-------- Entries provided --------

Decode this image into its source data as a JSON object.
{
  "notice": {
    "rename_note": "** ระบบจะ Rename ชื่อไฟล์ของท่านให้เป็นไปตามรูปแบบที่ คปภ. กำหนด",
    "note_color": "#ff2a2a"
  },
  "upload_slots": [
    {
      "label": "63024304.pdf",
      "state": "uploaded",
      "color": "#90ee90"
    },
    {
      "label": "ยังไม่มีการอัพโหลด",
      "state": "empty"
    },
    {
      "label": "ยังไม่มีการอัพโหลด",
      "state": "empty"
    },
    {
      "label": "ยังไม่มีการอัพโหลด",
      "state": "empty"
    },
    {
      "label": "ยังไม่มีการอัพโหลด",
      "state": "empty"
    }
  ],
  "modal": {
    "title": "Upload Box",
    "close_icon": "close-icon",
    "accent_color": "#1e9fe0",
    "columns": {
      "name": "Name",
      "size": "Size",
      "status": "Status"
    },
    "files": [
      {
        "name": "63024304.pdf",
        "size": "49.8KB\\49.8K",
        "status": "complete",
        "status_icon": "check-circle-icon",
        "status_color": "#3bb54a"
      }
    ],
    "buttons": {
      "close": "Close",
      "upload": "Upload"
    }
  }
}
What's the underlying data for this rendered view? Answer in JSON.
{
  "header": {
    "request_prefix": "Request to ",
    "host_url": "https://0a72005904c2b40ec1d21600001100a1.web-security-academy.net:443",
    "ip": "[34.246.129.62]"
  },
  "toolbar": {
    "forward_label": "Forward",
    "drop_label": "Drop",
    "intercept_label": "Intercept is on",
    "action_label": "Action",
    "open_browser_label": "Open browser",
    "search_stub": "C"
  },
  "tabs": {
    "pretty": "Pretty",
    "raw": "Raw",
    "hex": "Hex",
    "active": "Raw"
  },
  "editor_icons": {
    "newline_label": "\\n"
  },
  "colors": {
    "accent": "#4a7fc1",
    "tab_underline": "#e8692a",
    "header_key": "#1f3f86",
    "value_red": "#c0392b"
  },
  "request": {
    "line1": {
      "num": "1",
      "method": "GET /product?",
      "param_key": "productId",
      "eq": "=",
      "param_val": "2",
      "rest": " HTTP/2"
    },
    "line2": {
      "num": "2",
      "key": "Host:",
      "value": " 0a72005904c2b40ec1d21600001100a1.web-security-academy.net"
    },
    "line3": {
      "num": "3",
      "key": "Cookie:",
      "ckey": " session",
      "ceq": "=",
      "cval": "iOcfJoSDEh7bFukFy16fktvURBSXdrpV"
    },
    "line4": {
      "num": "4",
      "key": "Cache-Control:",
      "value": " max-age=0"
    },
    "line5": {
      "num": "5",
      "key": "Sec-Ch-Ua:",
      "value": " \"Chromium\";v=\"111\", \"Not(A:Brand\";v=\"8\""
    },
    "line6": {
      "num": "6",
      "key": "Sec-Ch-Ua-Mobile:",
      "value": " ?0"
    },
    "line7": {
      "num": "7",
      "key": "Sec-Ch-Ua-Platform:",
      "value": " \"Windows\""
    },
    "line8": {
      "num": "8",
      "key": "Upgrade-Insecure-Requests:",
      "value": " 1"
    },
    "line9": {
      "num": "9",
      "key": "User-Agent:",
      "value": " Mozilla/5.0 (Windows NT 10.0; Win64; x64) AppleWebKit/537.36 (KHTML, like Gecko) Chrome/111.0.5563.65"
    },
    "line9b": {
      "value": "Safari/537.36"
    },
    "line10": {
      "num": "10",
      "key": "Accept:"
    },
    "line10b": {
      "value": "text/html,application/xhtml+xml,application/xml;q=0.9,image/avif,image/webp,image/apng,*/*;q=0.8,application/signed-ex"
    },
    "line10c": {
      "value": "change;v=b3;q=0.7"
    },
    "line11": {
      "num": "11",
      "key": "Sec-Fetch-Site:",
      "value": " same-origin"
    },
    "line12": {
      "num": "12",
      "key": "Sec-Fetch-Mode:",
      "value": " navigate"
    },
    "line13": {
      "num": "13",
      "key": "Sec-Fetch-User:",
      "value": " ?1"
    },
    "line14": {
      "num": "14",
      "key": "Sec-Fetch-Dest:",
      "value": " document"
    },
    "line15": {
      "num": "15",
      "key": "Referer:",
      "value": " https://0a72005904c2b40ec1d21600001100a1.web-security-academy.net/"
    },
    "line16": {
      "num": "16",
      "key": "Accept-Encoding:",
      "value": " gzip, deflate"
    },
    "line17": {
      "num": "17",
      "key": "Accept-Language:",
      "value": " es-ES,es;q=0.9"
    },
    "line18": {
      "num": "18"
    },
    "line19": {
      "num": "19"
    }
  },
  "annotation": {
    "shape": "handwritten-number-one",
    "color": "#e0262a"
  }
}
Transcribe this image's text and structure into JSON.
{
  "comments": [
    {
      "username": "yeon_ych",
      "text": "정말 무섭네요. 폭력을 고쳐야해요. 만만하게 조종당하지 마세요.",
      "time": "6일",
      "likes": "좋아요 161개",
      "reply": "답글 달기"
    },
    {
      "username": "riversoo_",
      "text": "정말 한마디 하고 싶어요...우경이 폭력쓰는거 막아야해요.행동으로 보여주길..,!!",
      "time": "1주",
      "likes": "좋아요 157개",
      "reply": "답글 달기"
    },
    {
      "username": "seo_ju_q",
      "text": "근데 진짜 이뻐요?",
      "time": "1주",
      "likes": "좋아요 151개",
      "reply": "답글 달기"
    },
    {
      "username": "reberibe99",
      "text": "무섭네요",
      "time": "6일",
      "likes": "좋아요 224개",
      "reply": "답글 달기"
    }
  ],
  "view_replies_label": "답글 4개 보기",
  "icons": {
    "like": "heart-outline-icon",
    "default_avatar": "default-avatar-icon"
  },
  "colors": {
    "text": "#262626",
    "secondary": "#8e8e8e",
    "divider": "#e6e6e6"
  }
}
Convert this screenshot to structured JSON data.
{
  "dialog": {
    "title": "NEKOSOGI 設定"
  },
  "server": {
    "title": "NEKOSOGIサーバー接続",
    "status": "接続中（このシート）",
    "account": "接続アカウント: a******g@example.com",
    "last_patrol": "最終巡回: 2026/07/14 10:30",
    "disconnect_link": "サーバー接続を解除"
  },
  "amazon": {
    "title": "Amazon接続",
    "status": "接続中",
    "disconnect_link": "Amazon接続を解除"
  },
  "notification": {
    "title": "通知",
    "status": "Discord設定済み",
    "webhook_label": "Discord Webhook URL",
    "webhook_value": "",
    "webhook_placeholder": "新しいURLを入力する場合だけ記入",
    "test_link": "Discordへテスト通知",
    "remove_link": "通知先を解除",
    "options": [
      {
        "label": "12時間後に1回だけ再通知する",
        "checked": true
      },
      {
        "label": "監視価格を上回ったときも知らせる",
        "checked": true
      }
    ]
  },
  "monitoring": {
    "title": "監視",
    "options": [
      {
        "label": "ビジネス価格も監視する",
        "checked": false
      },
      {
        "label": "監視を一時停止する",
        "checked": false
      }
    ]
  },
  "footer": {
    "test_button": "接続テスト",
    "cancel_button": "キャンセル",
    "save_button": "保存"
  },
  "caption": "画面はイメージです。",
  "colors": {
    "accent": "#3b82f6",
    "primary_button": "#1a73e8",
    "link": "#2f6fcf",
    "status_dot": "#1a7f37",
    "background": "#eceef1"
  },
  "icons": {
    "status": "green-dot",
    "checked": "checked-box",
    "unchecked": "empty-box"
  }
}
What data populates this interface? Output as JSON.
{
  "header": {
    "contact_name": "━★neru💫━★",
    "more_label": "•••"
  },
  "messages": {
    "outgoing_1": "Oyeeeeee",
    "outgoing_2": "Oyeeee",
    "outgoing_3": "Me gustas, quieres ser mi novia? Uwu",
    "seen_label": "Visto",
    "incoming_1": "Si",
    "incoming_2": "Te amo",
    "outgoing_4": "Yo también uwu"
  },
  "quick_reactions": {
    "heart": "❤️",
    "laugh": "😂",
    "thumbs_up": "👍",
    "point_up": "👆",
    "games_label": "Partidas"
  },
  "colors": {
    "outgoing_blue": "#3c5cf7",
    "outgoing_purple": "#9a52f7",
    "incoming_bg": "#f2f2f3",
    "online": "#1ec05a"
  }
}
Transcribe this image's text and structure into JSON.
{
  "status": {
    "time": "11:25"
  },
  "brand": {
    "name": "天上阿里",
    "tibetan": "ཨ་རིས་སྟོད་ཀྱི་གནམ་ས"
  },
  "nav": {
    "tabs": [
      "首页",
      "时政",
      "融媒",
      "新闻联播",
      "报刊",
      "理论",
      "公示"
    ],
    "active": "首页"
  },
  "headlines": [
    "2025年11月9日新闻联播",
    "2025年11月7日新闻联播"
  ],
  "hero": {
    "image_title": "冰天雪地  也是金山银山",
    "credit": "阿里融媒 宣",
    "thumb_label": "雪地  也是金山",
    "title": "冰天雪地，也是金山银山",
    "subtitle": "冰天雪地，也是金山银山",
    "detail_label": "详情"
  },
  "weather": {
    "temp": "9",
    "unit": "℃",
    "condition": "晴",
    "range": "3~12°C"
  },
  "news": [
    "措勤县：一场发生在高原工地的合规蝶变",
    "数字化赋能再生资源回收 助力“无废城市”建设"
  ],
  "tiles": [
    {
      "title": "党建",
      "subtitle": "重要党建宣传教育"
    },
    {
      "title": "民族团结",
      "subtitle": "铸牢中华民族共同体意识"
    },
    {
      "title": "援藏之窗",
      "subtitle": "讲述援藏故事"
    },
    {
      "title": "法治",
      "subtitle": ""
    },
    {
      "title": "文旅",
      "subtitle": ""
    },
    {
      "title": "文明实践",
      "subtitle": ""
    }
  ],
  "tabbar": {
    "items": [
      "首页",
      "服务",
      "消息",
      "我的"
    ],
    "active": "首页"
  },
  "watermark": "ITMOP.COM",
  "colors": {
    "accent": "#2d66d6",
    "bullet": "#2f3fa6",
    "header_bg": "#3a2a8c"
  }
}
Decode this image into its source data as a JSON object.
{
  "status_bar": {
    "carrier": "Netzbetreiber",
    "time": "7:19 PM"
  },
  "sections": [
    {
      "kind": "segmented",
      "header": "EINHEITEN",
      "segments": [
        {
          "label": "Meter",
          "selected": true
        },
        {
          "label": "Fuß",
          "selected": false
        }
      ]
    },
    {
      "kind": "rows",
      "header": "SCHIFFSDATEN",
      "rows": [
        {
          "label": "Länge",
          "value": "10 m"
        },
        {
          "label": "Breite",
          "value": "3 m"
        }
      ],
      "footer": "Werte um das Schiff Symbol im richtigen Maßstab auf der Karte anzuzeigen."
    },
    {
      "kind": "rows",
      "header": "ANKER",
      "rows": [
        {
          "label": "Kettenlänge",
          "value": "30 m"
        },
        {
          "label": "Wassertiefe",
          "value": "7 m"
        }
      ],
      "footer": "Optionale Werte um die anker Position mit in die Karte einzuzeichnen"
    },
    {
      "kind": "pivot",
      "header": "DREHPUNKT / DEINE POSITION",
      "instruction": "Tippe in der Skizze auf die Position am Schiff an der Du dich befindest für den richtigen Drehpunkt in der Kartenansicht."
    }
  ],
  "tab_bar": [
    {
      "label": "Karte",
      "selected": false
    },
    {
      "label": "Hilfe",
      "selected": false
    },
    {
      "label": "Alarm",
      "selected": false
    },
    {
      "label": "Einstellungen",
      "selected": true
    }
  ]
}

--------

Directive: Gather and return every line that holds the string "this".

Completed exercise:
Decode this image into its source data as a JSON object.
What's the underlying data for this rendered view? Answer in JSON.
Transcribe this image's text and structure into JSON.
Convert this screenshot to structured JSON data.
What data populates this interface? Output as JSON.
Transcribe this image's text and structure into JSON.
Decode this image into its source data as a JSON object.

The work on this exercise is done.